**** Task material ****

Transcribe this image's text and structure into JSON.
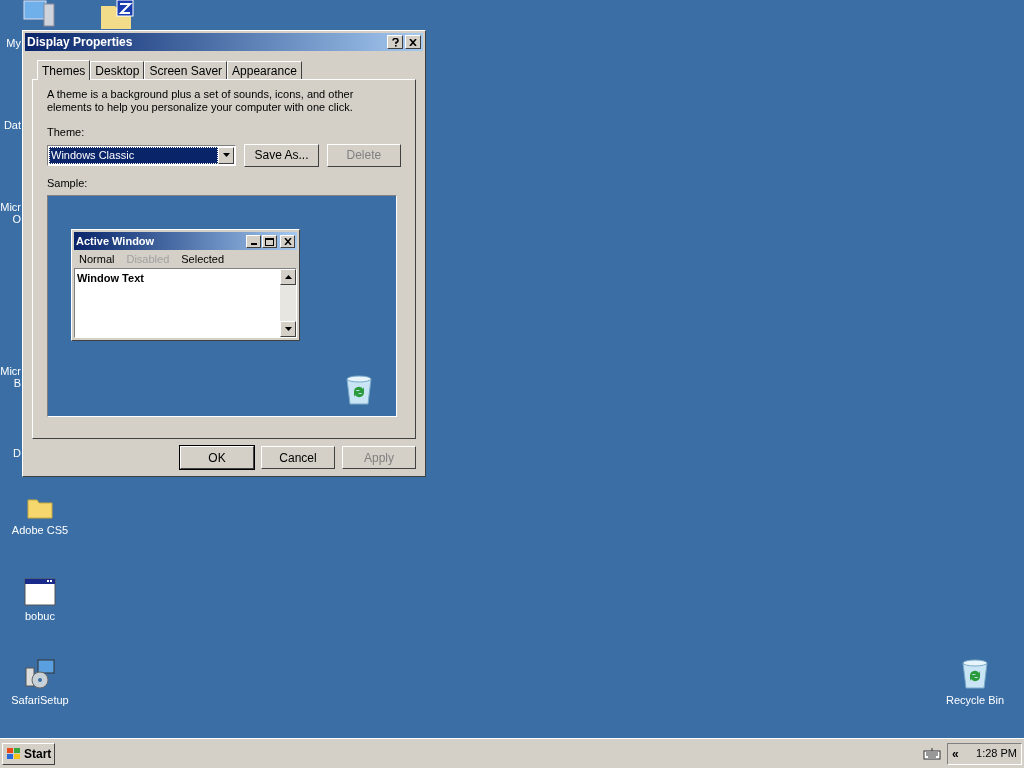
{
  "desktop_icons": [
    {
      "kind": "cut",
      "lines": [
        "My"
      ]
    },
    {
      "kind": "cut",
      "lines": [
        "Dat"
      ]
    },
    {
      "kind": "cut",
      "lines": [
        "Micr",
        "O"
      ]
    },
    {
      "kind": "cut",
      "lines": [
        "Micr",
        "B"
      ]
    },
    {
      "kind": "cut",
      "lines": [
        "D"
      ]
    },
    {
      "kind": "folder",
      "lines": [
        "Adobe CS5"
      ]
    },
    {
      "kind": "app",
      "lines": [
        "bobuc"
      ]
    },
    {
      "kind": "setup",
      "lines": [
        "SafariSetup"
      ]
    },
    {
      "kind": "recycle",
      "lines": [
        "Recycle Bin"
      ]
    }
  ],
  "dialog": {
    "title": "Display Properties",
    "tabs": [
      {
        "label": "Themes",
        "selected": true
      },
      {
        "label": "Desktop",
        "selected": false
      },
      {
        "label": "Screen Saver",
        "selected": false
      },
      {
        "label": "Appearance",
        "selected": false
      }
    ],
    "description": "A theme is a background plus a set of sounds, icons, and other elements to help you personalize your computer with one click.",
    "theme_label": "Theme:",
    "theme_value": "Windows Classic",
    "theme_buttons": [
      {
        "label": "Save As...",
        "disabled": false
      },
      {
        "label": "Delete",
        "disabled": true
      }
    ],
    "sample_label": "Sample:",
    "sample": {
      "title": "Active Window",
      "menu": [
        {
          "label": "Normal",
          "disabled": false
        },
        {
          "label": "Disabled",
          "disabled": true
        },
        {
          "label": "Selected",
          "disabled": false
        }
      ],
      "text": "Window Text"
    },
    "buttons": [
      {
        "label": "OK",
        "disabled": false,
        "default": true
      },
      {
        "label": "Cancel",
        "disabled": false,
        "default": false
      },
      {
        "label": "Apply",
        "disabled": true,
        "default": false
      }
    ]
  },
  "taskbar": {
    "start": "Start",
    "chevron": "«",
    "time": "1:28 PM"
  }
}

****

What you need to do >> The data above should be repeated exactly, minus any pictures.

Exercise answer >>
Transcribe this image's text and structure into JSON.
{
  "desktop_icons": [
    {
      "kind": "cut",
      "lines": [
        "My"
      ]
    },
    {
      "kind": "cut",
      "lines": [
        "Dat"
      ]
    },
    {
      "kind": "cut",
      "lines": [
        "Micr",
        "O"
      ]
    },
    {
      "kind": "cut",
      "lines": [
        "Micr",
        "B"
      ]
    },
    {
      "kind": "cut",
      "lines": [
        "D"
      ]
    },
    {
      "kind": "folder",
      "lines": [
        "Adobe CS5"
      ]
    },
    {
      "kind": "app",
      "lines": [
        "bobuc"
      ]
    },
    {
      "kind": "setup",
      "lines": [
        "SafariSetup"
      ]
    },
    {
      "kind": "recycle",
      "lines": [
        "Recycle Bin"
      ]
    }
  ],
  "dialog": {
    "title": "Display Properties",
    "tabs": [
      {
        "label": "Themes",
        "selected": true
      },
      {
        "label": "Desktop",
        "selected": false
      },
      {
        "label": "Screen Saver",
        "selected": false
      },
      {
        "label": "Appearance",
        "selected": false
      }
    ],
    "description": "A theme is a background plus a set of sounds, icons, and other elements to help you personalize your computer with one click.",
    "theme_label": "Theme:",
    "theme_value": "Windows Classic",
    "theme_buttons": [
      {
        "label": "Save As...",
        "disabled": false
      },
      {
        "label": "Delete",
        "disabled": true
      }
    ],
    "sample_label": "Sample:",
    "sample": {
      "title": "Active Window",
      "menu": [
        {
          "label": "Normal",
          "disabled": false
        },
        {
          "label": "Disabled",
          "disabled": true
        },
        {
          "label": "Selected",
          "disabled": false
        }
      ],
      "text": "Window Text"
    },
    "buttons": [
      {
        "label": "OK",
        "disabled": false,
        "default": true
      },
      {
        "label": "Cancel",
        "disabled": false,
        "default": false
      },
      {
        "label": "Apply",
        "disabled": true,
        "default": false
      }
    ]
  },
  "taskbar": {
    "start": "Start",
    "chevron": "«",
    "time": "1:28 PM"
  }
}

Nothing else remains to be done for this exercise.